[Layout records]
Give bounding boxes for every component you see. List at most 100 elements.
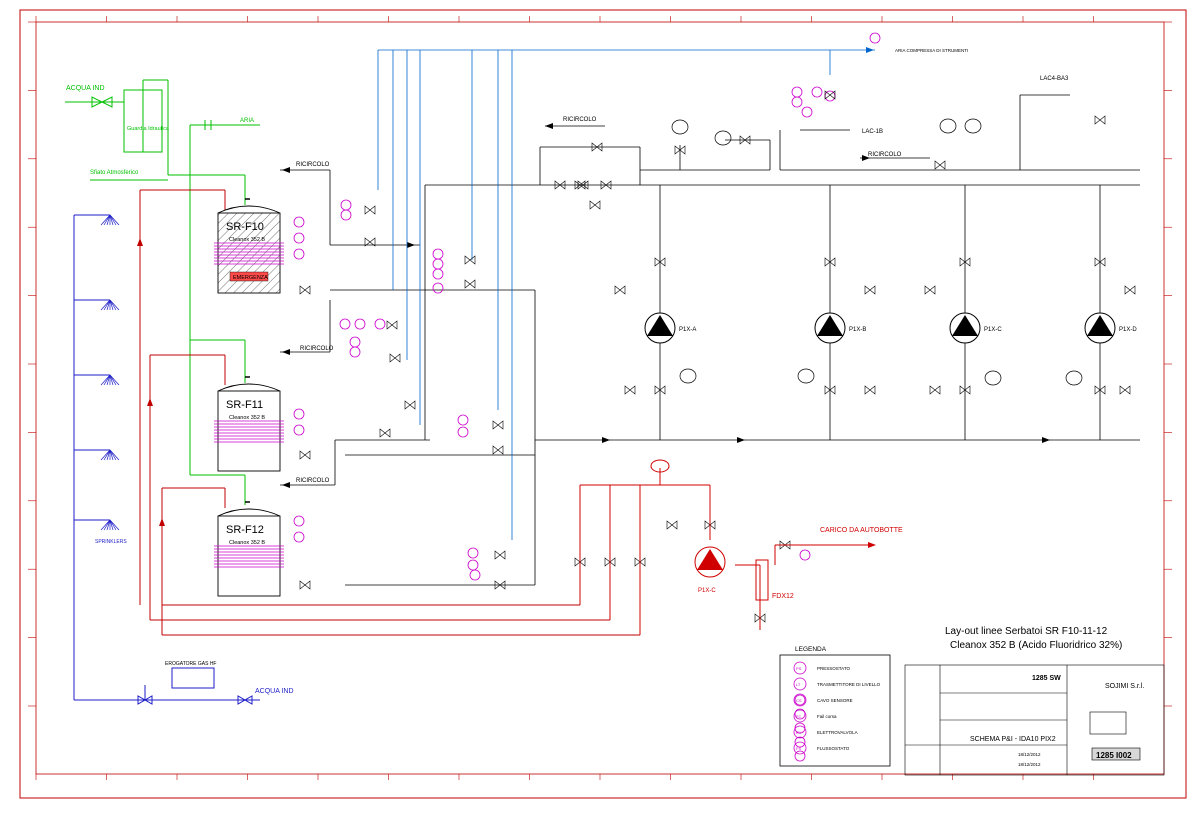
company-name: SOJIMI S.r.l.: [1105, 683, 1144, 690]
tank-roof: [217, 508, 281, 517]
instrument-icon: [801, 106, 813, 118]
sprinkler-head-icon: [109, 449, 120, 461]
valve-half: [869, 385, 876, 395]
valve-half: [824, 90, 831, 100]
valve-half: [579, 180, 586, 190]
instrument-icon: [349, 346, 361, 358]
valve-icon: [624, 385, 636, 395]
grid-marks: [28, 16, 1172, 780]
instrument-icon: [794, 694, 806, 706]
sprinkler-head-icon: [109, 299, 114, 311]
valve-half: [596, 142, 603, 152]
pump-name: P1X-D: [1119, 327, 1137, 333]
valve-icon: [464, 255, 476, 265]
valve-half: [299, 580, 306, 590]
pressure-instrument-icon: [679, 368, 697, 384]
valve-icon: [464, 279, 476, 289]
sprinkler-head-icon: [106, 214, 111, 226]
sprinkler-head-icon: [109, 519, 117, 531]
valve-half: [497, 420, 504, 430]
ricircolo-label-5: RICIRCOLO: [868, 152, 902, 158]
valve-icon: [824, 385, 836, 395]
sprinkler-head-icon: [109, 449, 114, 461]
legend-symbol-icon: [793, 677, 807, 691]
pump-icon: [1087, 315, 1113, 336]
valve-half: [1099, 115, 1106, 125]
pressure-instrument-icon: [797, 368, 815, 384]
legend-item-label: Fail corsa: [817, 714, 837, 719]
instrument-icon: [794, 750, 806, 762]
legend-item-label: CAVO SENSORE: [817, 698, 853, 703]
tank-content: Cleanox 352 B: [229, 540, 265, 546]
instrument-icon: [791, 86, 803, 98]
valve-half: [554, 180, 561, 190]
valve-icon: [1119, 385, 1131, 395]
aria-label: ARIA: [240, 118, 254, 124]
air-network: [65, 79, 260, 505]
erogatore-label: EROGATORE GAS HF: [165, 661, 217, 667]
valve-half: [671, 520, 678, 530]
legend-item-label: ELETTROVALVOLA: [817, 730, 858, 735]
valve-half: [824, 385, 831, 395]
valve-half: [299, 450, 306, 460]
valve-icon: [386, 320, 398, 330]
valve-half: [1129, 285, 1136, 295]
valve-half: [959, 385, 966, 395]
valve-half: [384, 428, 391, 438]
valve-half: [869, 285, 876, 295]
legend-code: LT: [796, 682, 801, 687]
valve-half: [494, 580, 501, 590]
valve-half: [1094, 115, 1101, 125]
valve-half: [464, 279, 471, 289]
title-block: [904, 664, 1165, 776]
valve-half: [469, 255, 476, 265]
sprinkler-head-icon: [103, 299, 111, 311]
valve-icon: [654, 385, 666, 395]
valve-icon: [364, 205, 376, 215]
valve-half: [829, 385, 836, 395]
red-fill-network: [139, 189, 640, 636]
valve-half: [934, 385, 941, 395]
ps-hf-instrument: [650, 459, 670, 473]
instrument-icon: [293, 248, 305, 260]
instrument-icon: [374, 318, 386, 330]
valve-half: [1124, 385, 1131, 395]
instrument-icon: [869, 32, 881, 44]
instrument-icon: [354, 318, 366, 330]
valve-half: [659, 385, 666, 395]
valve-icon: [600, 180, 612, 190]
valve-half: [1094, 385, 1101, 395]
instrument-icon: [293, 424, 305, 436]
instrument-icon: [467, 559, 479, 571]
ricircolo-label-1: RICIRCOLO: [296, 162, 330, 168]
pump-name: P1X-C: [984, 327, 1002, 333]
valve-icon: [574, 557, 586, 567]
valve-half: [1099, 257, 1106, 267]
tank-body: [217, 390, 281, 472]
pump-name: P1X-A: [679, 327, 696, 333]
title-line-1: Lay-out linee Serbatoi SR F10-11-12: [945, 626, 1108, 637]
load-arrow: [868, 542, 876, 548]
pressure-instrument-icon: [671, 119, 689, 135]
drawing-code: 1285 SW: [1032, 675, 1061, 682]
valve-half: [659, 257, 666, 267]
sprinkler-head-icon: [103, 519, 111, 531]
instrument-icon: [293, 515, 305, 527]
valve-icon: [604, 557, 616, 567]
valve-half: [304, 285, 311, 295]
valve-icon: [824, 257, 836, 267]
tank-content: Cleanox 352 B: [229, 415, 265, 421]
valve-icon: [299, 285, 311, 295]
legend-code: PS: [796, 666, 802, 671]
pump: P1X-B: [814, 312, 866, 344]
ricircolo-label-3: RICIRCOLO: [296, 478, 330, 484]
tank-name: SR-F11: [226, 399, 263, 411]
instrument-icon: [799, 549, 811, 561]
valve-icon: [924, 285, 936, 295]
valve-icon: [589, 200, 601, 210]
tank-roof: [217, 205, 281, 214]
==
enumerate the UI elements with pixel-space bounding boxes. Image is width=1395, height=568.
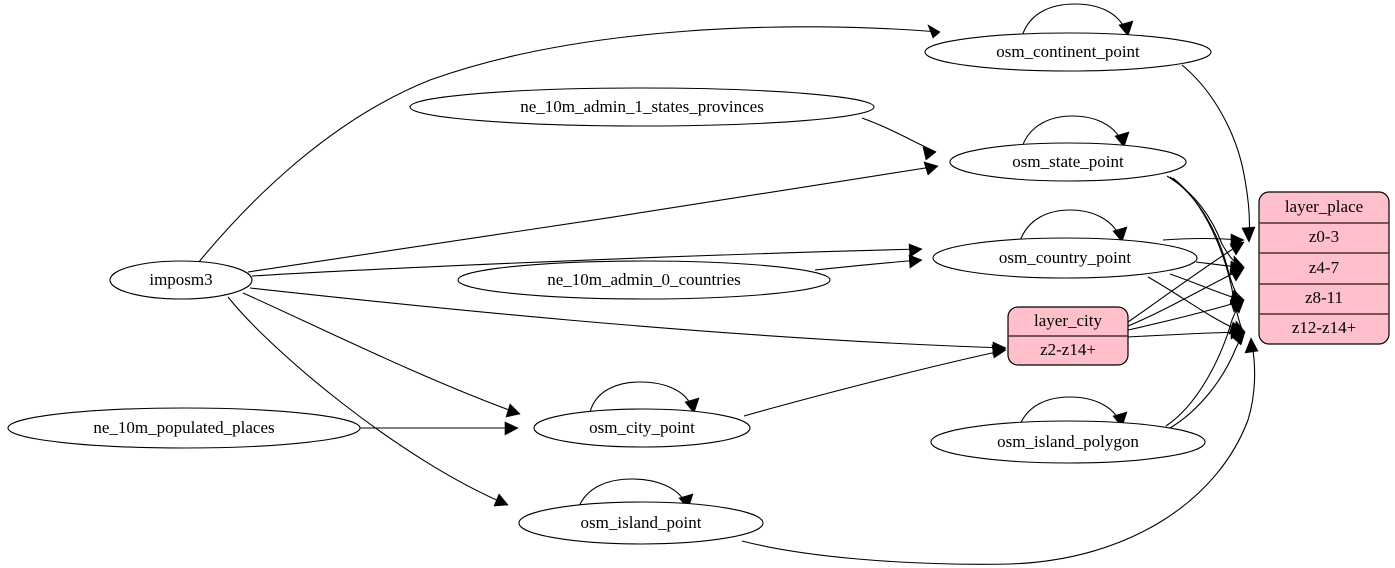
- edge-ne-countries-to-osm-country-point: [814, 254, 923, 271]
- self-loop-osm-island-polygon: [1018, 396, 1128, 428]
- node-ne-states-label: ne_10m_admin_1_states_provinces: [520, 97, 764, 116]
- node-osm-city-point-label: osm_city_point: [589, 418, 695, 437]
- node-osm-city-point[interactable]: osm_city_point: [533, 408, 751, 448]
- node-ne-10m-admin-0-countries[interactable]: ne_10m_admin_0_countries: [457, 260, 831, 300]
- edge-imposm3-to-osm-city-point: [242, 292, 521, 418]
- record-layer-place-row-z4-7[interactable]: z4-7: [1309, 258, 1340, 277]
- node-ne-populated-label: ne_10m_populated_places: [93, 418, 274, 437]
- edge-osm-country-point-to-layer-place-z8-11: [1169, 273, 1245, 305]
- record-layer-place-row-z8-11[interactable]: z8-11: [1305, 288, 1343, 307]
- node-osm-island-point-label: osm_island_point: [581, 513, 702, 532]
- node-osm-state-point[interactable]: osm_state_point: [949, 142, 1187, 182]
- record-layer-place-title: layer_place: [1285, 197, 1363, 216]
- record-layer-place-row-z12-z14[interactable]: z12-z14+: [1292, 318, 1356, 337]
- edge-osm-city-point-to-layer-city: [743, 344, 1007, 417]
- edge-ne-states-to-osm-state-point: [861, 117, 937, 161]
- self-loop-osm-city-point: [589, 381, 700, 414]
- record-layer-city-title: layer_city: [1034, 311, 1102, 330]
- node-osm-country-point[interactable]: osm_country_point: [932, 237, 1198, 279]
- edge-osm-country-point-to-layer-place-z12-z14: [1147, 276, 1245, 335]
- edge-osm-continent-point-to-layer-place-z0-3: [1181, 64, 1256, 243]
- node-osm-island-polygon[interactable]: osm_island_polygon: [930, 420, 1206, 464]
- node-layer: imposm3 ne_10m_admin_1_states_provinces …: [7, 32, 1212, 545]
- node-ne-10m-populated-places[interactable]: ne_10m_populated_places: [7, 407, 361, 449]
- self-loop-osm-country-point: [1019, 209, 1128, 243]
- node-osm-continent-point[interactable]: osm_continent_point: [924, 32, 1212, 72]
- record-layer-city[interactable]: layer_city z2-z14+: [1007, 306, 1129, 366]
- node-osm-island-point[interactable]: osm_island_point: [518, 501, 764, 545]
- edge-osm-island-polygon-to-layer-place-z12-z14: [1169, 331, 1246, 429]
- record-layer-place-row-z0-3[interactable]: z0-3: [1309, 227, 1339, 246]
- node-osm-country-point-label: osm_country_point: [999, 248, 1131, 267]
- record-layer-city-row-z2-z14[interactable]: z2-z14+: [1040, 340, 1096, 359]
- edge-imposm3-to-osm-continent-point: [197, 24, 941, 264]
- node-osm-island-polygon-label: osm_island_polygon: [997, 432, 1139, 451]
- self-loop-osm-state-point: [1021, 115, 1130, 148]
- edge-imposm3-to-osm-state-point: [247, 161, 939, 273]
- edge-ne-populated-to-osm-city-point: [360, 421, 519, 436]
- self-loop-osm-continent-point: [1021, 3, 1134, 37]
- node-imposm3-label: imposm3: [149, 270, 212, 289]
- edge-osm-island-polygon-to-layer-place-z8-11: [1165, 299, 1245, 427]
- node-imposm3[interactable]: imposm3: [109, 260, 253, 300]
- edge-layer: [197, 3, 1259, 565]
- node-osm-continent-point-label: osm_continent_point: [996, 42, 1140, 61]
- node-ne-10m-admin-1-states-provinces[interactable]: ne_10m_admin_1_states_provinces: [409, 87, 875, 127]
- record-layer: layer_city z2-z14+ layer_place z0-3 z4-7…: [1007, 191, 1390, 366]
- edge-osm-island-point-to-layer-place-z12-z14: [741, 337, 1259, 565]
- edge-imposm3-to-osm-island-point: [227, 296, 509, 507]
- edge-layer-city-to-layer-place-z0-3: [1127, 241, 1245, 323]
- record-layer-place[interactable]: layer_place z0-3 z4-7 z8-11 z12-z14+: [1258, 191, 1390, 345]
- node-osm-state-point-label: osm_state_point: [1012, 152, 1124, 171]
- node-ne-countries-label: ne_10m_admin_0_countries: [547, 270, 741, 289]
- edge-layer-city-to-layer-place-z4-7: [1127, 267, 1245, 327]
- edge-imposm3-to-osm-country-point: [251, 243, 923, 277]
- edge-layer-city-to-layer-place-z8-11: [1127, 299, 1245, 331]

* Aim *
Copy the lines of the listing verbatim, starting with the line containing "company-name: SOJIMI S.r.l.: [1105, 683, 1144, 690]" and ending with the line containing "grid-marks: [28, 16, 1172, 780]", both included.

* Written answer *
company-name: SOJIMI S.r.l.: [1105, 683, 1144, 690]
tank-roof: [217, 508, 281, 517]
instrument-icon: [801, 106, 813, 118]
sprinkler-head-icon: [109, 449, 120, 461]
valve-half: [869, 385, 876, 395]
valve-half: [824, 90, 831, 100]
valve-half: [579, 180, 586, 190]
instrument-icon: [349, 346, 361, 358]
valve-icon: [624, 385, 636, 395]
grid-marks: [28, 16, 1172, 780]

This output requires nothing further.